Entries from a visual dataset
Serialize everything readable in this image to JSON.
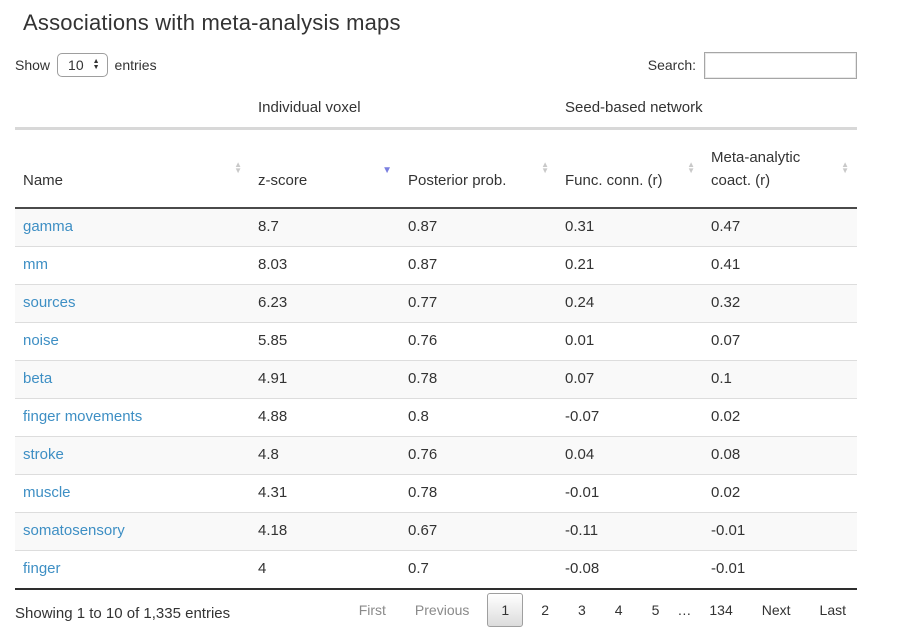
{
  "page": {
    "title": "Associations with meta-analysis maps"
  },
  "controls": {
    "show_label": "Show",
    "page_length": "10",
    "entries_label": "entries",
    "search_label": "Search:",
    "search_value": ""
  },
  "table": {
    "group_headers": [
      {
        "label": "Individual voxel"
      },
      {
        "label": "Seed-based network"
      }
    ],
    "columns": [
      {
        "label": "Name",
        "sort": "none"
      },
      {
        "label": "z-score",
        "sort": "desc"
      },
      {
        "label": "Posterior prob.",
        "sort": "none"
      },
      {
        "label": "Func. conn. (r)",
        "sort": "none"
      },
      {
        "label": "Meta-analytic coact. (r)",
        "sort": "none"
      }
    ],
    "rows": [
      {
        "name": "gamma",
        "z_score": "8.7",
        "posterior_prob": "0.87",
        "func_conn": "0.31",
        "meta_coact": "0.47"
      },
      {
        "name": "mm",
        "z_score": "8.03",
        "posterior_prob": "0.87",
        "func_conn": "0.21",
        "meta_coact": "0.41"
      },
      {
        "name": "sources",
        "z_score": "6.23",
        "posterior_prob": "0.77",
        "func_conn": "0.24",
        "meta_coact": "0.32"
      },
      {
        "name": "noise",
        "z_score": "5.85",
        "posterior_prob": "0.76",
        "func_conn": "0.01",
        "meta_coact": "0.07"
      },
      {
        "name": "beta",
        "z_score": "4.91",
        "posterior_prob": "0.78",
        "func_conn": "0.07",
        "meta_coact": "0.1"
      },
      {
        "name": "finger movements",
        "z_score": "4.88",
        "posterior_prob": "0.8",
        "func_conn": "-0.07",
        "meta_coact": "0.02"
      },
      {
        "name": "stroke",
        "z_score": "4.8",
        "posterior_prob": "0.76",
        "func_conn": "0.04",
        "meta_coact": "0.08"
      },
      {
        "name": "muscle",
        "z_score": "4.31",
        "posterior_prob": "0.78",
        "func_conn": "-0.01",
        "meta_coact": "0.02"
      },
      {
        "name": "somatosensory",
        "z_score": "4.18",
        "posterior_prob": "0.67",
        "func_conn": "-0.11",
        "meta_coact": "-0.01"
      },
      {
        "name": "finger",
        "z_score": "4",
        "posterior_prob": "0.7",
        "func_conn": "-0.08",
        "meta_coact": "-0.01"
      }
    ]
  },
  "footer": {
    "info": "Showing 1 to 10 of 1,335 entries",
    "pagination": {
      "first": "First",
      "previous": "Previous",
      "pages": [
        "1",
        "2",
        "3",
        "4",
        "5"
      ],
      "ellipsis": "…",
      "last_page": "134",
      "next": "Next",
      "last": "Last",
      "current_page": "1"
    }
  },
  "icons": {
    "sort_both": "sort-up-down-icon",
    "sort_desc": "sort-desc-icon",
    "select_stepper": "stepper-up-down-icon"
  },
  "colors": {
    "link": "#3e8fc4",
    "sort_active": "#7a7fe0",
    "sort_inactive": "#c9c9c9",
    "stripe_row": "#f9f9f9",
    "header_border_dark": "#4a4a4a",
    "header_border_light": "#d8d8d8"
  }
}
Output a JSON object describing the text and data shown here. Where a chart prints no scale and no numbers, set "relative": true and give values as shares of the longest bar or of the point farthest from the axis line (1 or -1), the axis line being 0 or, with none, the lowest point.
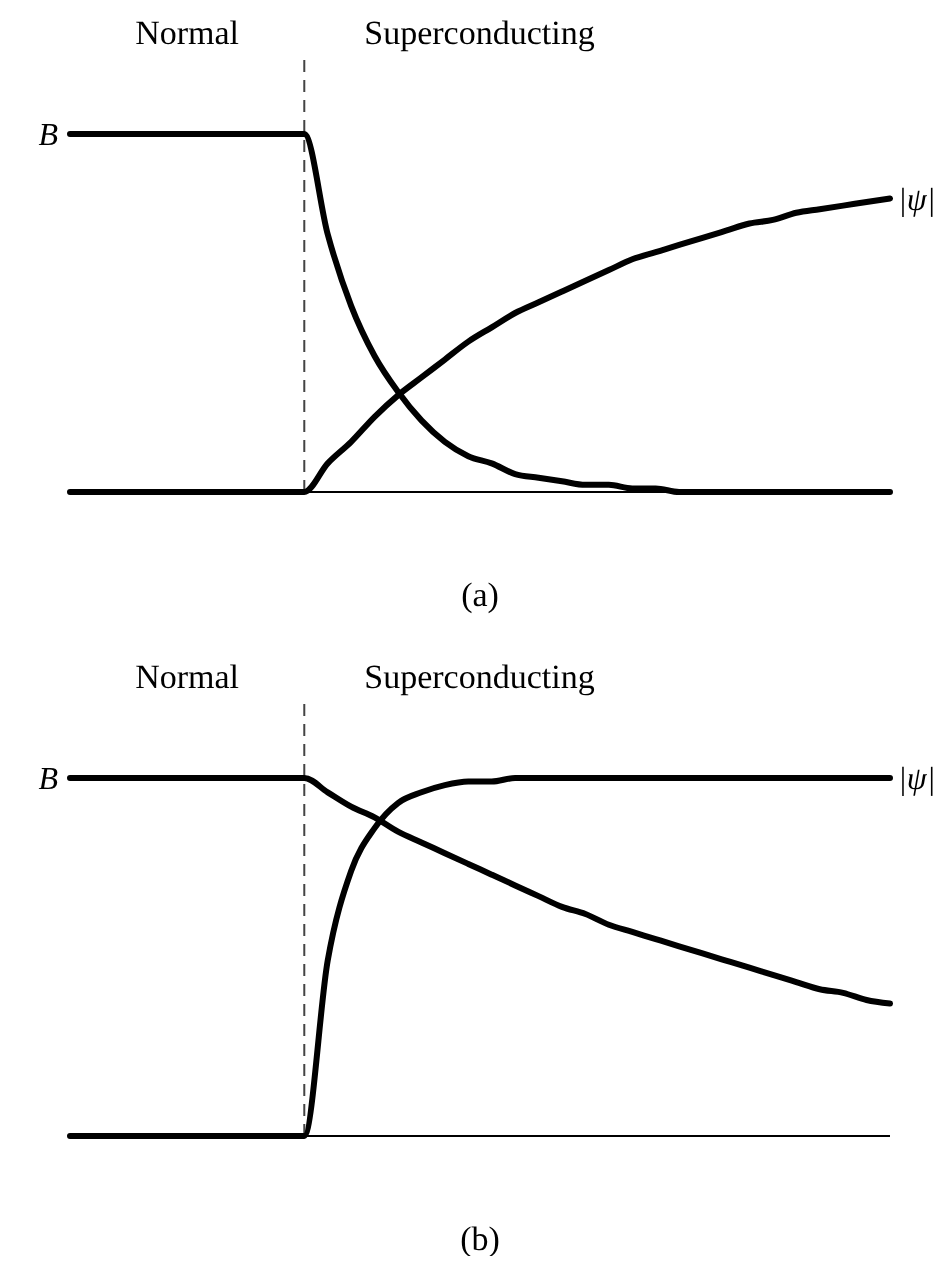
{
  "chart_data": [
    {
      "type": "line",
      "relative": true,
      "categories": [
        null,
        null,
        null,
        null,
        null,
        null,
        null,
        null,
        null,
        null,
        null,
        null,
        null,
        null,
        null,
        null,
        null,
        null,
        null,
        null,
        null,
        null,
        null,
        null,
        null,
        null,
        null,
        null,
        null,
        null,
        null,
        null,
        null,
        null,
        null,
        null
      ],
      "series": [
        {
          "name": "B",
          "color": "#000000",
          "values": [
            1,
            1,
            1,
            1,
            1,
            1,
            1,
            1,
            1,
            1,
            1,
            0.72,
            0.52,
            0.38,
            0.28,
            0.2,
            0.14,
            0.1,
            0.08,
            0.05,
            0.04,
            0.03,
            0.02,
            0.02,
            0.01,
            0.01,
            0,
            0,
            0,
            0,
            0,
            0,
            0,
            0,
            0,
            0
          ]
        },
        {
          "name": "|ψ|",
          "color": "#000000",
          "values": [
            0,
            0,
            0,
            0,
            0,
            0,
            0,
            0,
            0,
            0,
            0,
            0.08,
            0.14,
            0.21,
            0.27,
            0.32,
            0.37,
            0.42,
            0.46,
            0.5,
            0.53,
            0.56,
            0.59,
            0.62,
            0.65,
            0.67,
            0.69,
            0.71,
            0.73,
            0.75,
            0.76,
            0.78,
            0.79,
            0.8,
            0.81,
            0.82
          ]
        }
      ],
      "annotations": [
        "Normal",
        "Superconducting",
        "(a)"
      ]
    },
    {
      "type": "line",
      "relative": true,
      "categories": [
        null,
        null,
        null,
        null,
        null,
        null,
        null,
        null,
        null,
        null,
        null,
        null,
        null,
        null,
        null,
        null,
        null,
        null,
        null,
        null,
        null,
        null,
        null,
        null,
        null,
        null,
        null,
        null,
        null,
        null,
        null,
        null,
        null,
        null,
        null,
        null
      ],
      "series": [
        {
          "name": "B",
          "color": "#000000",
          "values": [
            1,
            1,
            1,
            1,
            1,
            1,
            1,
            1,
            1,
            1,
            1,
            0.96,
            0.92,
            0.89,
            0.85,
            0.82,
            0.79,
            0.76,
            0.73,
            0.7,
            0.67,
            0.64,
            0.62,
            0.59,
            0.57,
            0.55,
            0.53,
            0.51,
            0.49,
            0.47,
            0.45,
            0.43,
            0.41,
            0.4,
            0.38,
            0.37
          ]
        },
        {
          "name": "|ψ|",
          "color": "#000000",
          "values": [
            0,
            0,
            0,
            0,
            0,
            0,
            0,
            0,
            0,
            0,
            0,
            0.49,
            0.74,
            0.86,
            0.93,
            0.96,
            0.98,
            0.99,
            0.99,
            1,
            1,
            1,
            1,
            1,
            1,
            1,
            1,
            1,
            1,
            1,
            1,
            1,
            1,
            1,
            1,
            1
          ]
        }
      ],
      "annotations": [
        "Normal",
        "Superconducting",
        "(b)"
      ]
    }
  ]
}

Aim –
From the listing, extract all text exactly as given and drop any picture.

Finished task –
Serialize everything readable in this image to JSON.
{
  "page": {
    "title": "Associations with meta-analysis maps"
  },
  "controls": {
    "show_label": "Show",
    "page_length": "10",
    "entries_label": "entries",
    "search_label": "Search:",
    "search_value": ""
  },
  "table": {
    "group_headers": [
      {
        "label": "Individual voxel"
      },
      {
        "label": "Seed-based network"
      }
    ],
    "columns": [
      {
        "label": "Name",
        "sort": "none"
      },
      {
        "label": "z-score",
        "sort": "desc"
      },
      {
        "label": "Posterior prob.",
        "sort": "none"
      },
      {
        "label": "Func. conn. (r)",
        "sort": "none"
      },
      {
        "label": "Meta-analytic coact. (r)",
        "sort": "none"
      }
    ],
    "rows": [
      {
        "name": "gamma",
        "z_score": "8.7",
        "posterior_prob": "0.87",
        "func_conn": "0.31",
        "meta_coact": "0.47"
      },
      {
        "name": "mm",
        "z_score": "8.03",
        "posterior_prob": "0.87",
        "func_conn": "0.21",
        "meta_coact": "0.41"
      },
      {
        "name": "sources",
        "z_score": "6.23",
        "posterior_prob": "0.77",
        "func_conn": "0.24",
        "meta_coact": "0.32"
      },
      {
        "name": "noise",
        "z_score": "5.85",
        "posterior_prob": "0.76",
        "func_conn": "0.01",
        "meta_coact": "0.07"
      },
      {
        "name": "beta",
        "z_score": "4.91",
        "posterior_prob": "0.78",
        "func_conn": "0.07",
        "meta_coact": "0.1"
      },
      {
        "name": "finger movements",
        "z_score": "4.88",
        "posterior_prob": "0.8",
        "func_conn": "-0.07",
        "meta_coact": "0.02"
      },
      {
        "name": "stroke",
        "z_score": "4.8",
        "posterior_prob": "0.76",
        "func_conn": "0.04",
        "meta_coact": "0.08"
      },
      {
        "name": "muscle",
        "z_score": "4.31",
        "posterior_prob": "0.78",
        "func_conn": "-0.01",
        "meta_coact": "0.02"
      },
      {
        "name": "somatosensory",
        "z_score": "4.18",
        "posterior_prob": "0.67",
        "func_conn": "-0.11",
        "meta_coact": "-0.01"
      },
      {
        "name": "finger",
        "z_score": "4",
        "posterior_prob": "0.7",
        "func_conn": "-0.08",
        "meta_coact": "-0.01"
      }
    ]
  },
  "footer": {
    "info": "Showing 1 to 10 of 1,335 entries",
    "pagination": {
      "first": "First",
      "previous": "Previous",
      "pages": [
        "1",
        "2",
        "3",
        "4",
        "5"
      ],
      "ellipsis": "…",
      "last_page": "134",
      "next": "Next",
      "last": "Last",
      "current_page": "1"
    }
  },
  "icons": {
    "sort_both": "sort-up-down-icon",
    "sort_desc": "sort-desc-icon",
    "select_stepper": "stepper-up-down-icon"
  },
  "colors": {
    "link": "#3e8fc4",
    "sort_active": "#7a7fe0",
    "sort_inactive": "#c9c9c9",
    "stripe_row": "#f9f9f9",
    "header_border_dark": "#4a4a4a",
    "header_border_light": "#d8d8d8"
  }
}
Output a JSON object describing the text and data shown here. Where a chart prints no scale and no numbers, set "relative": true and give values as shares of the longest bar or of the point farthest from the axis line (1 or -1), the axis line being 0 or, with none, the lowest point.
{
  "chart_data": [
    {
      "type": "line",
      "relative": true,
      "categories": [
        null,
        null,
        null,
        null,
        null,
        null,
        null,
        null,
        null,
        null,
        null,
        null,
        null,
        null,
        null,
        null,
        null,
        null,
        null,
        null,
        null,
        null,
        null,
        null,
        null,
        null,
        null,
        null,
        null,
        null,
        null,
        null,
        null,
        null,
        null,
        null
      ],
      "series": [
        {
          "name": "B",
          "color": "#000000",
          "values": [
            1,
            1,
            1,
            1,
            1,
            1,
            1,
            1,
            1,
            1,
            1,
            0.72,
            0.52,
            0.38,
            0.28,
            0.2,
            0.14,
            0.1,
            0.08,
            0.05,
            0.04,
            0.03,
            0.02,
            0.02,
            0.01,
            0.01,
            0,
            0,
            0,
            0,
            0,
            0,
            0,
            0,
            0,
            0
          ]
        },
        {
          "name": "|ψ|",
          "color": "#000000",
          "values": [
            0,
            0,
            0,
            0,
            0,
            0,
            0,
            0,
            0,
            0,
            0,
            0.08,
            0.14,
            0.21,
            0.27,
            0.32,
            0.37,
            0.42,
            0.46,
            0.5,
            0.53,
            0.56,
            0.59,
            0.62,
            0.65,
            0.67,
            0.69,
            0.71,
            0.73,
            0.75,
            0.76,
            0.78,
            0.79,
            0.8,
            0.81,
            0.82
          ]
        }
      ],
      "annotations": [
        "Normal",
        "Superconducting",
        "(a)"
      ]
    },
    {
      "type": "line",
      "relative": true,
      "categories": [
        null,
        null,
        null,
        null,
        null,
        null,
        null,
        null,
        null,
        null,
        null,
        null,
        null,
        null,
        null,
        null,
        null,
        null,
        null,
        null,
        null,
        null,
        null,
        null,
        null,
        null,
        null,
        null,
        null,
        null,
        null,
        null,
        null,
        null,
        null,
        null
      ],
      "series": [
        {
          "name": "B",
          "color": "#000000",
          "values": [
            1,
            1,
            1,
            1,
            1,
            1,
            1,
            1,
            1,
            1,
            1,
            0.96,
            0.92,
            0.89,
            0.85,
            0.82,
            0.79,
            0.76,
            0.73,
            0.7,
            0.67,
            0.64,
            0.62,
            0.59,
            0.57,
            0.55,
            0.53,
            0.51,
            0.49,
            0.47,
            0.45,
            0.43,
            0.41,
            0.4,
            0.38,
            0.37
          ]
        },
        {
          "name": "|ψ|",
          "color": "#000000",
          "values": [
            0,
            0,
            0,
            0,
            0,
            0,
            0,
            0,
            0,
            0,
            0,
            0.49,
            0.74,
            0.86,
            0.93,
            0.96,
            0.98,
            0.99,
            0.99,
            1,
            1,
            1,
            1,
            1,
            1,
            1,
            1,
            1,
            1,
            1,
            1,
            1,
            1,
            1,
            1,
            1
          ]
        }
      ],
      "annotations": [
        "Normal",
        "Superconducting",
        "(b)"
      ]
    }
  ]
}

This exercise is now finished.